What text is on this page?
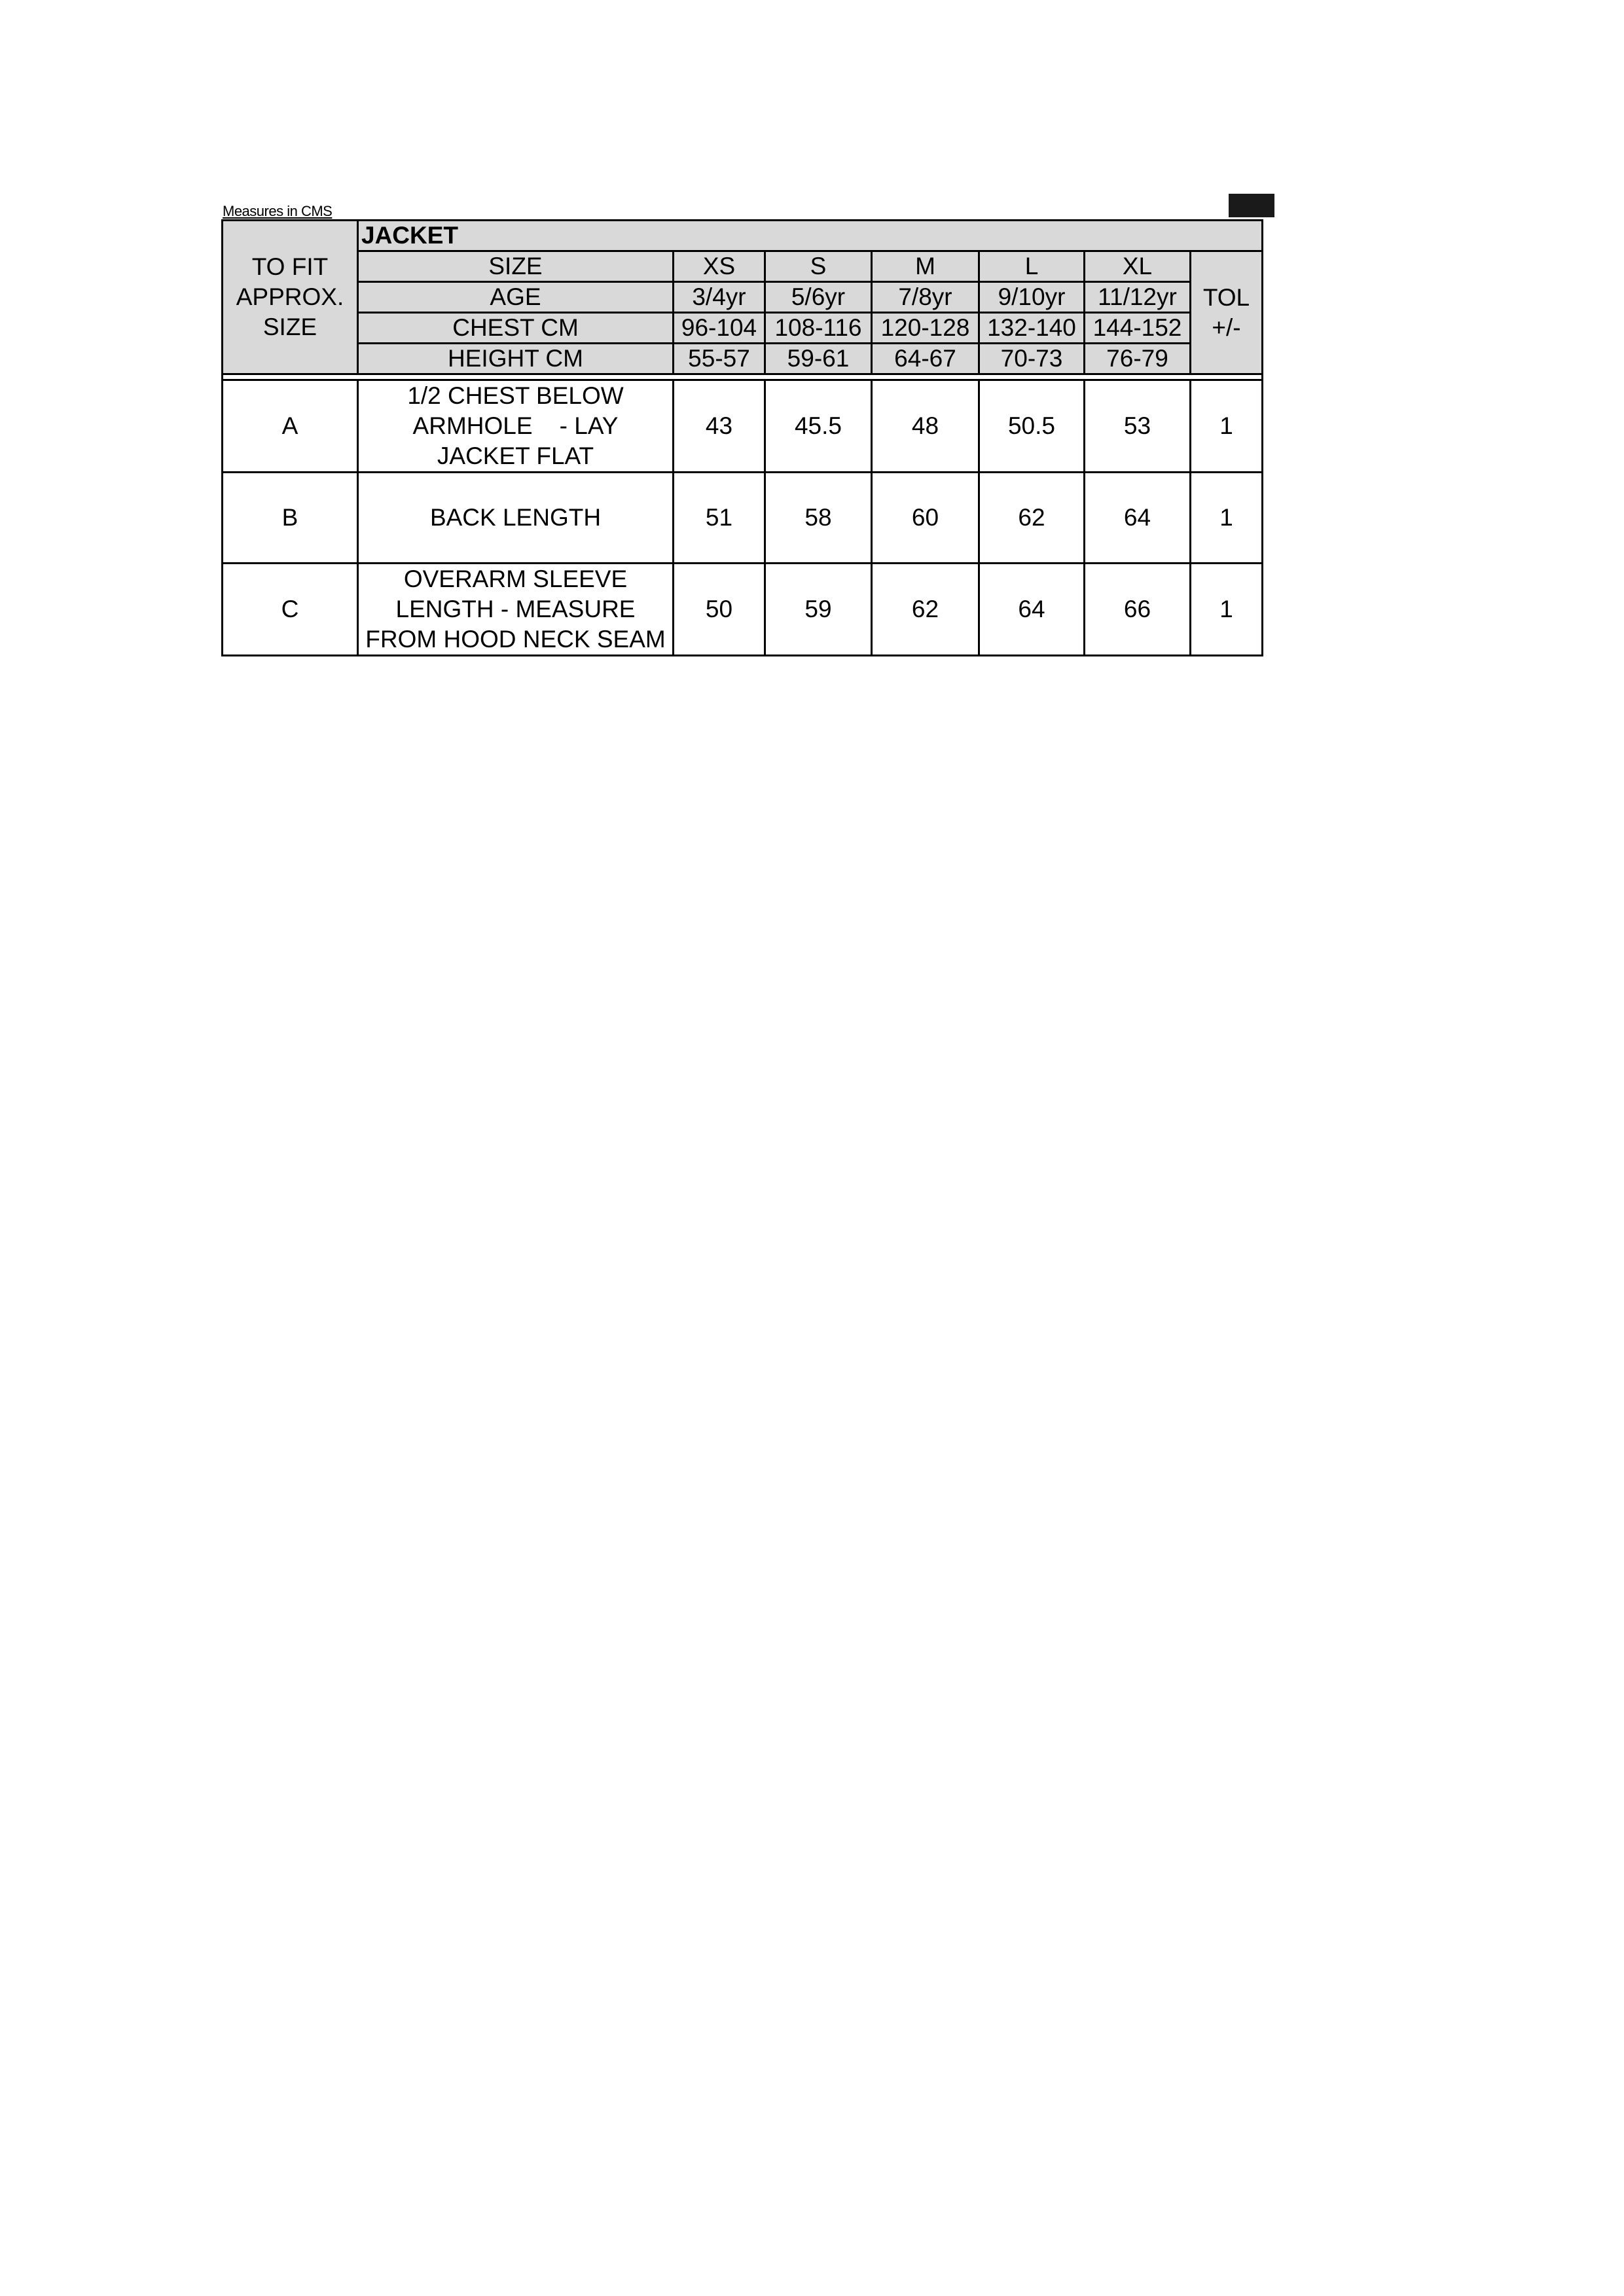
Measures in CMS
TO FIT
APPROX.
SIZE	JACKET						
	SIZE	XS	S	M	L	XL	TOL
+/-

	AGE	3/4yr	5/6yr	7/8yr	9/10yr	11/12yr	
	CHEST CM	96-104	108-116	120-128	132-140	144-152	
	HEIGHT CM	55-57	59-61	64-67	70-73	76-79	

A	1/2 CHEST BELOW
ARMHOLE    - LAY
JACKET FLAT	43	45.5	48	50.5	53	1
B	BACK LENGTH	51	58	60	62	64	1
C	OVERARM SLEEVE
LENGTH - MEASURE
FROM HOOD NECK SEAM	50	59	62	64	66	1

=-=-=-=-=

Task brief: Only lines with the string "LENGTH" belong in your answer; copy each one.

Result of this exercise:
B	BACK LENGTH	51	58	60	62	64	1
LENGTH - MEASURE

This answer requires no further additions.